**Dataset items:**
════════════════

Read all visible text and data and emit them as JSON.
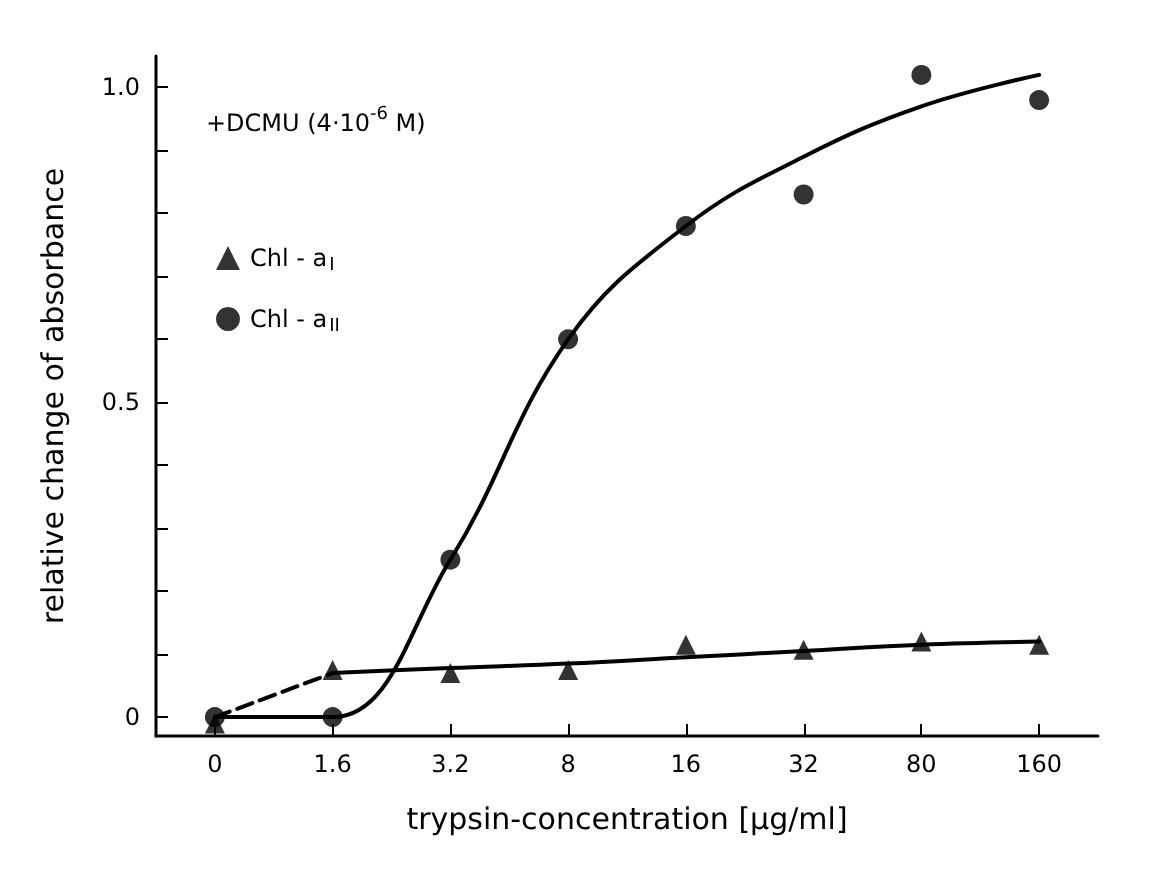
{
  "chart_data": {
    "type": "scatter",
    "xlabel": "trypsin-concentration [μg/ml]",
    "ylabel": "relative change of absorbance",
    "annotations": [
      "+DCMU (4·10$^{-6}$ M)"
    ],
    "categories": [
      "0",
      "1.6",
      "3.2",
      "8",
      "16",
      "32",
      "80",
      "160"
    ],
    "series": [
      {
        "name": "Chl - a$_{I}$",
        "marker": "triangle",
        "color": "#000000",
        "values": [
          -0.01,
          0.075,
          0.07,
          0.075,
          0.115,
          0.107,
          0.12,
          0.115
        ]
      },
      {
        "name": "Chl - a$_{II}$",
        "marker": "circle",
        "color": "#000000",
        "values": [
          0,
          0,
          0.25,
          0.6,
          0.78,
          0.83,
          1.02,
          0.98
        ]
      },
      {
        "type": "line",
        "line_style": "dashed",
        "marker": "none",
        "color": "#000000",
        "values": [
          0,
          0.07,
          null,
          null,
          null,
          null,
          null,
          null
        ]
      },
      {
        "type": "line",
        "line_style": "solid",
        "marker": "none",
        "color": "#000000",
        "values": [
          null,
          0.07,
          0.078,
          0.085,
          0.095,
          0.105,
          0.115,
          0.12
        ]
      },
      {
        "type": "line",
        "line_style": "solid",
        "marker": "none",
        "color": "#000000",
        "values": [
          0,
          0,
          0.25,
          0.6,
          0.78,
          0.89,
          0.97,
          1.02
        ]
      }
    ],
    "ylim": [
      -0.03,
      1.05
    ],
    "yticks": [
      0,
      {
        "value": 0.1,
        "label": null
      },
      {
        "value": 0.2,
        "label": null
      },
      {
        "value": 0.3,
        "label": null
      },
      {
        "value": 0.4,
        "label": null
      },
      0.5,
      {
        "value": 0.6,
        "label": null
      },
      {
        "value": 0.7,
        "label": null
      },
      {
        "value": 0.8,
        "label": null
      },
      {
        "value": 0.9,
        "label": null
      },
      {
        "value": 1,
        "label": "1.0"
      }
    ],
    "grid": false,
    "legend": "top left"
  }
}
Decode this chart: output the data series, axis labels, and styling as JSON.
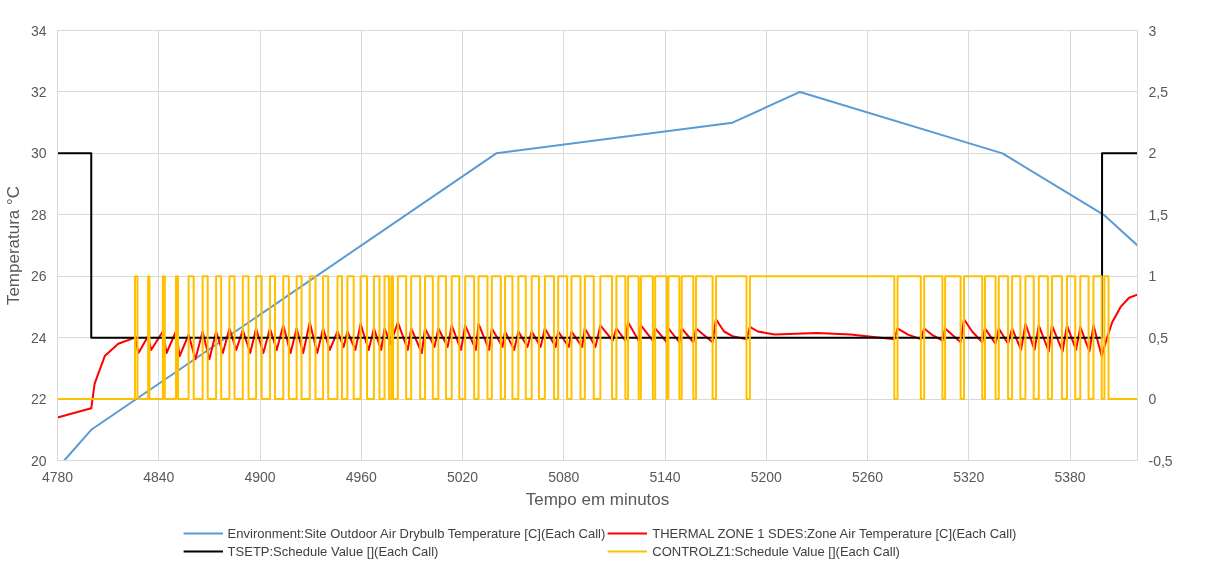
{
  "chart_data": {
    "type": "line",
    "xlabel": "Tempo em minutos",
    "ylabel": "Temperatura °C",
    "xlim": [
      4780,
      5420
    ],
    "xticks": [
      4780,
      4840,
      4900,
      4960,
      5020,
      5080,
      5140,
      5200,
      5260,
      5320,
      5380
    ],
    "ylim": [
      20,
      34
    ],
    "yticks": [
      20,
      22,
      24,
      26,
      28,
      30,
      32,
      34
    ],
    "y2lim": [
      -0.5,
      3
    ],
    "y2ticks": [
      {
        "value": -0.5,
        "label": "-0,5"
      },
      {
        "value": 0,
        "label": "0"
      },
      {
        "value": 0.5,
        "label": "0,5"
      },
      {
        "value": 1,
        "label": "1"
      },
      {
        "value": 1.5,
        "label": "1,5"
      },
      {
        "value": 2,
        "label": "2"
      },
      {
        "value": 2.5,
        "label": "2,5"
      },
      {
        "value": 3,
        "label": "3"
      }
    ],
    "grid": true,
    "legend": "bottom",
    "series": [
      {
        "name": "Environment:Site Outdoor Air Drybulb Temperature [C](Each Call)",
        "color": "#5b9bd5",
        "type": "line",
        "x": [
          4784,
          4800,
          5040,
          5180,
          5220,
          5340,
          5400,
          5420
        ],
        "values": [
          20,
          21,
          30,
          31,
          32,
          30,
          28,
          27
        ]
      },
      {
        "name": "THERMAL ZONE 1 SDES:Zone Air Temperature [C](Each Call)",
        "color": "#ff0000",
        "type": "line",
        "x": [
          4780,
          4800,
          4802,
          4808,
          4816,
          4825.9,
          4828,
          4833.7,
          4835.5,
          4842.4,
          4844.6,
          4850.2,
          4852.4,
          4857.7,
          4861.7,
          4866,
          4870,
          4874,
          4878,
          4881.9,
          4885.9,
          4889.8,
          4894.2,
          4897.7,
          4902,
          4905.9,
          4909.9,
          4913.8,
          4918.1,
          4921.7,
          4925.6,
          4929.5,
          4933.9,
          4937.4,
          4941.4,
          4945.9,
          4949.6,
          4951.8,
          4956.5,
          4959.6,
          4964.4,
          4967.5,
          4971.8,
          4973.8,
          4977.4,
          4981.7,
          4987.6,
          4989.6,
          4995.9,
          4997.8,
          5003.4,
          5005.7,
          5011.2,
          5013.6,
          5019.1,
          5021.6,
          5027.9,
          5029.5,
          5035.8,
          5037.4,
          5043.7,
          5045.2,
          5050.6,
          5053.1,
          5058.5,
          5061,
          5066.3,
          5068.8,
          5075.2,
          5076.7,
          5083,
          5084.6,
          5090.9,
          5092.5,
          5098.8,
          5101.7,
          5109,
          5111.2,
          5116.5,
          5118.1,
          5124.4,
          5125.7,
          5132.8,
          5134.2,
          5141.1,
          5142,
          5148.5,
          5149.9,
          5156.8,
          5158.4,
          5168.2,
          5170.2,
          5175,
          5180,
          5188.3,
          5190.3,
          5195,
          5205,
          5230,
          5250,
          5275.9,
          5277.8,
          5284,
          5291.6,
          5293.6,
          5298,
          5304.4,
          5306,
          5310,
          5315.2,
          5317.2,
          5322,
          5328,
          5329.6,
          5335.9,
          5337.8,
          5343.3,
          5345.7,
          5351,
          5353.6,
          5359,
          5361.5,
          5367.4,
          5369.3,
          5375.6,
          5378.2,
          5383.6,
          5386.1,
          5391.5,
          5393.9,
          5398.8,
          5402,
          5405,
          5410,
          5415,
          5420
        ],
        "values": [
          21.4,
          21.7,
          22.5,
          23.4,
          23.8,
          24.0,
          23.5,
          24.05,
          23.6,
          24.2,
          23.5,
          24.2,
          23.4,
          24.1,
          23.3,
          24.2,
          23.3,
          24.2,
          23.5,
          24.3,
          23.6,
          24.25,
          23.5,
          24.3,
          23.5,
          24.3,
          23.6,
          24.4,
          23.5,
          24.3,
          23.5,
          24.5,
          23.5,
          24.3,
          23.6,
          24.2,
          23.7,
          24.2,
          23.6,
          24.45,
          23.6,
          24.3,
          23.6,
          24.3,
          23.8,
          24.5,
          23.6,
          24.3,
          23.5,
          24.3,
          23.7,
          24.3,
          23.7,
          24.4,
          23.6,
          24.4,
          23.6,
          24.45,
          23.6,
          24.3,
          23.7,
          24.2,
          23.6,
          24.2,
          23.7,
          24.2,
          23.7,
          24.3,
          23.7,
          24.2,
          23.7,
          24.2,
          23.7,
          24.3,
          23.7,
          24.4,
          23.9,
          24.3,
          23.9,
          24.5,
          23.9,
          24.4,
          23.9,
          24.3,
          23.85,
          24.3,
          23.85,
          24.3,
          23.85,
          24.3,
          23.85,
          24.6,
          24.2,
          24.05,
          23.95,
          24.35,
          24.2,
          24.1,
          24.15,
          24.1,
          23.95,
          24.3,
          24.1,
          23.95,
          24.3,
          24.1,
          23.9,
          24.3,
          24.1,
          23.85,
          24.6,
          24.2,
          23.85,
          24.3,
          23.8,
          24.3,
          23.8,
          24.3,
          23.6,
          24.45,
          23.6,
          24.4,
          23.55,
          24.4,
          23.55,
          24.4,
          23.6,
          24.35,
          23.55,
          24.4,
          23.4,
          24.0,
          24.5,
          25.0,
          25.3,
          25.4
        ]
      },
      {
        "name": "TSETP:Schedule Value [](Each Call)",
        "color": "#000000",
        "type": "line",
        "x": [
          4780,
          4800,
          4800,
          5399,
          5399,
          5420
        ],
        "values": [
          30,
          30,
          24,
          24,
          30,
          30
        ]
      },
      {
        "name": "CONTROLZ1:Schedule Value [](Each Call)",
        "color": "#ffc000",
        "type": "step",
        "axis": "y2",
        "x": [
          4780,
          4825.9,
          4827.4,
          4833.7,
          4834.5,
          4842.4,
          4843.6,
          4850.2,
          4851.4,
          4857.7,
          4860.7,
          4866.0,
          4869.0,
          4874.0,
          4877.0,
          4881.9,
          4884.9,
          4889.8,
          4893.2,
          4897.7,
          4901.0,
          4905.9,
          4908.9,
          4913.8,
          4917.1,
          4921.7,
          4924.6,
          4929.5,
          4932.9,
          4937.4,
          4940.4,
          4945.9,
          4948.6,
          4951.8,
          4955.5,
          4959.6,
          4963.4,
          4967.5,
          4970.8,
          4973.8,
          4976.4,
          4977.8,
          4978.8,
          4981.7,
          4986.6,
          4989.6,
          4994.9,
          4997.8,
          5002.4,
          5005.7,
          5010.2,
          5013.6,
          5018.1,
          5021.6,
          5026.9,
          5029.5,
          5034.8,
          5037.4,
          5042.7,
          5045.2,
          5049.6,
          5053.1,
          5057.5,
          5061.0,
          5065.3,
          5068.8,
          5074.2,
          5076.7,
          5082.0,
          5084.6,
          5089.9,
          5092.5,
          5097.8,
          5101.7,
          5108.6,
          5111.2,
          5116.5,
          5118.1,
          5124.4,
          5125.7,
          5132.8,
          5134.2,
          5141.1,
          5142.0,
          5148.5,
          5149.9,
          5156.8,
          5158.4,
          5168.2,
          5170.2,
          5188.3,
          5190.3,
          5275.9,
          5277.8,
          5291.6,
          5293.6,
          5304.4,
          5306.0,
          5315.2,
          5317.2,
          5328.0,
          5329.6,
          5335.9,
          5337.8,
          5343.3,
          5345.7,
          5350.6,
          5353.6,
          5358.5,
          5361.5,
          5366.9,
          5369.3,
          5375.2,
          5378.2,
          5383.1,
          5386.1,
          5391.0,
          5393.9,
          5398.8,
          5400.4,
          5402.8,
          5420
        ],
        "values": [
          0,
          1,
          0,
          1,
          0,
          1,
          0,
          1,
          0,
          1,
          0,
          1,
          0,
          1,
          0,
          1,
          0,
          1,
          0,
          1,
          0,
          1,
          0,
          1,
          0,
          1,
          0,
          1,
          0,
          1,
          0,
          1,
          0,
          1,
          0,
          1,
          0,
          1,
          0,
          1,
          0,
          1,
          0,
          1,
          0,
          1,
          0,
          1,
          0,
          1,
          0,
          1,
          0,
          1,
          0,
          1,
          0,
          1,
          0,
          1,
          0,
          1,
          0,
          1,
          0,
          1,
          0,
          1,
          0,
          1,
          0,
          1,
          0,
          1,
          0,
          1,
          0,
          1,
          0,
          1,
          0,
          1,
          0,
          1,
          0,
          1,
          0,
          1,
          0,
          1,
          0,
          1,
          0,
          1,
          0,
          1,
          0,
          1,
          0,
          1,
          0,
          1,
          0,
          1,
          0,
          1,
          0,
          1,
          0,
          1,
          0,
          1,
          0,
          1,
          0,
          1,
          0,
          1,
          0,
          1,
          0,
          0
        ]
      }
    ]
  }
}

════════════════

**Problem description:** What is the number of lines holding the word "Schedule"? State it alone.

**Problem solution:** 2